Bring together all lines of the material below that contain the string "Jobcenter".

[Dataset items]
[start]

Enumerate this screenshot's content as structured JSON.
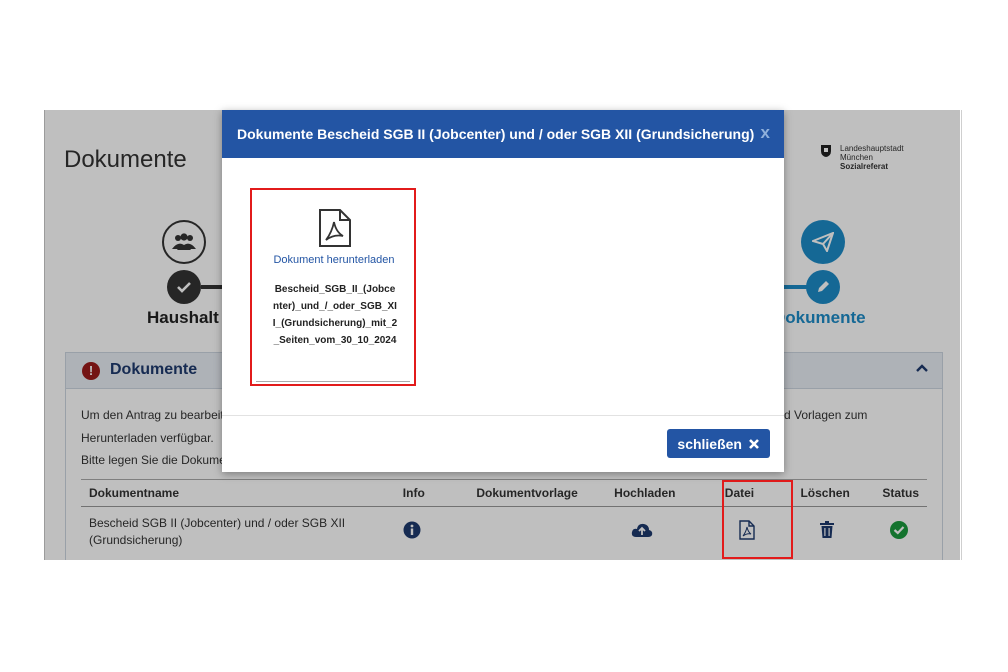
{
  "page": {
    "title": "Dokumente",
    "logo_lines": [
      "Landeshauptstadt",
      "München",
      "Sozialreferat"
    ]
  },
  "steps": {
    "left_label": "Haushalt",
    "right_label": "Dokumente"
  },
  "panel": {
    "title": "Dokumente",
    "text_line1_left": "Um den Antrag zu bearbeiten",
    "text_line1_right": "d Vorlagen zum",
    "text_line2": "Herunterladen verfügbar.",
    "text_line3": "Bitte legen Sie die Dokument"
  },
  "table": {
    "headers": [
      "Dokumentname",
      "Info",
      "Dokumentvorlage",
      "Hochladen",
      "Datei",
      "Löschen",
      "Status"
    ],
    "rows": [
      {
        "name": "Bescheid SGB II (Jobcenter) und / oder SGB XII (Grundsicherung)"
      }
    ]
  },
  "modal": {
    "title": "Dokumente Bescheid SGB II (Jobcenter) und / oder SGB XII (Grundsicherung)",
    "close_x": "x",
    "download_label": "Dokument herunterladen",
    "file_name": "Bescheid_SGB_II_(Jobcenter)_und_/_oder_SGB_XII_(Grundsicherung)_mit_2_Seiten_vom_30_10_2024",
    "close_button": "schließen"
  },
  "colors": {
    "primary": "#2355a4",
    "step_blue": "#1d8bc7",
    "highlight": "#e21b1b",
    "status_green": "#1b9a3e",
    "alert_red": "#9b1b1b"
  }
}
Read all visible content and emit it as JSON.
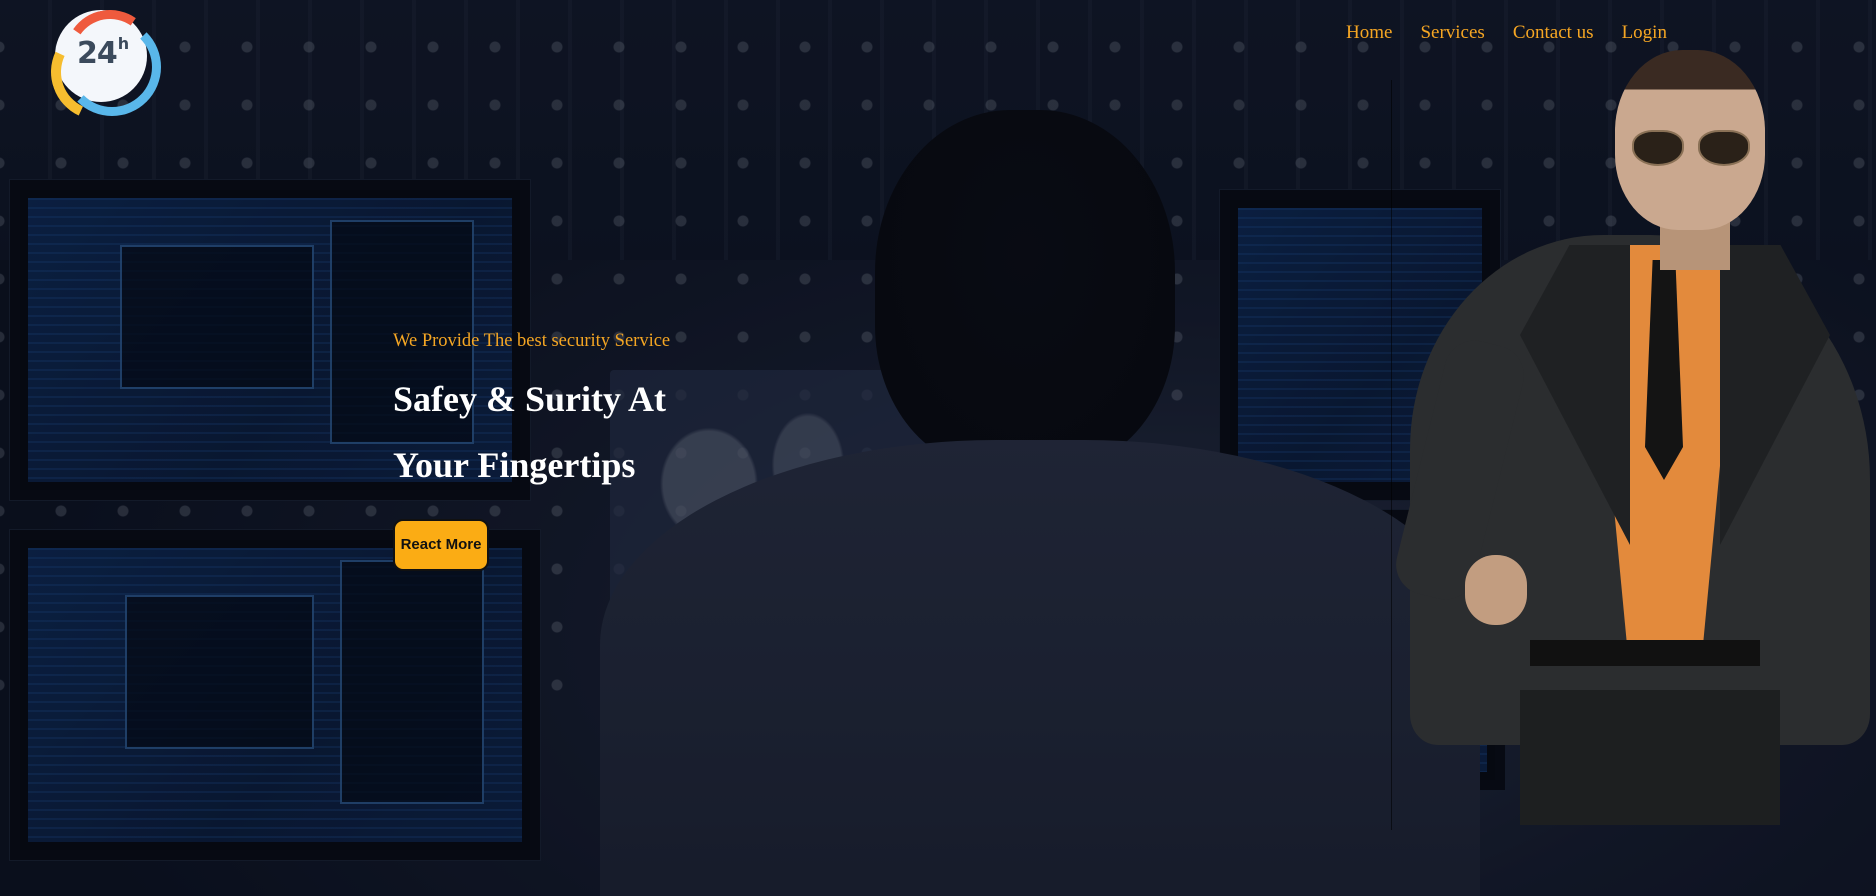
{
  "logo": {
    "text": "24",
    "superscript": "h",
    "colors": {
      "red": "#ef5a3d",
      "blue": "#59b7ea",
      "yellow": "#f6bd2f"
    }
  },
  "nav": {
    "items": [
      {
        "label": "Home"
      },
      {
        "label": "Services"
      },
      {
        "label": "Contact us"
      },
      {
        "label": "Login"
      }
    ]
  },
  "hero": {
    "tagline": "We Provide The best security Service",
    "headline_line1": "Safey & Surity At",
    "headline_line2": "Your Fingertips",
    "cta_label": "React More"
  },
  "colors": {
    "accent": "#f5a623",
    "button": "#fbac14",
    "headline": "#ffffff",
    "background": "#0b1222"
  }
}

[end]

*SOLUTION FOR THIS EXERCISE*:
        "name": "Bescheid SGB II (Jobcenter) und / oder SGB XII (Grundsicherung)"
    "title": "Dokumente Bescheid SGB II (Jobcenter) und / oder SGB XII (Grundsicherung)",
    "file_name": "Bescheid_SGB_II_(Jobcenter)_und_/_oder_SGB_XII_(Grundsicherung)_mit_2_Seiten_vom_30_10_2024",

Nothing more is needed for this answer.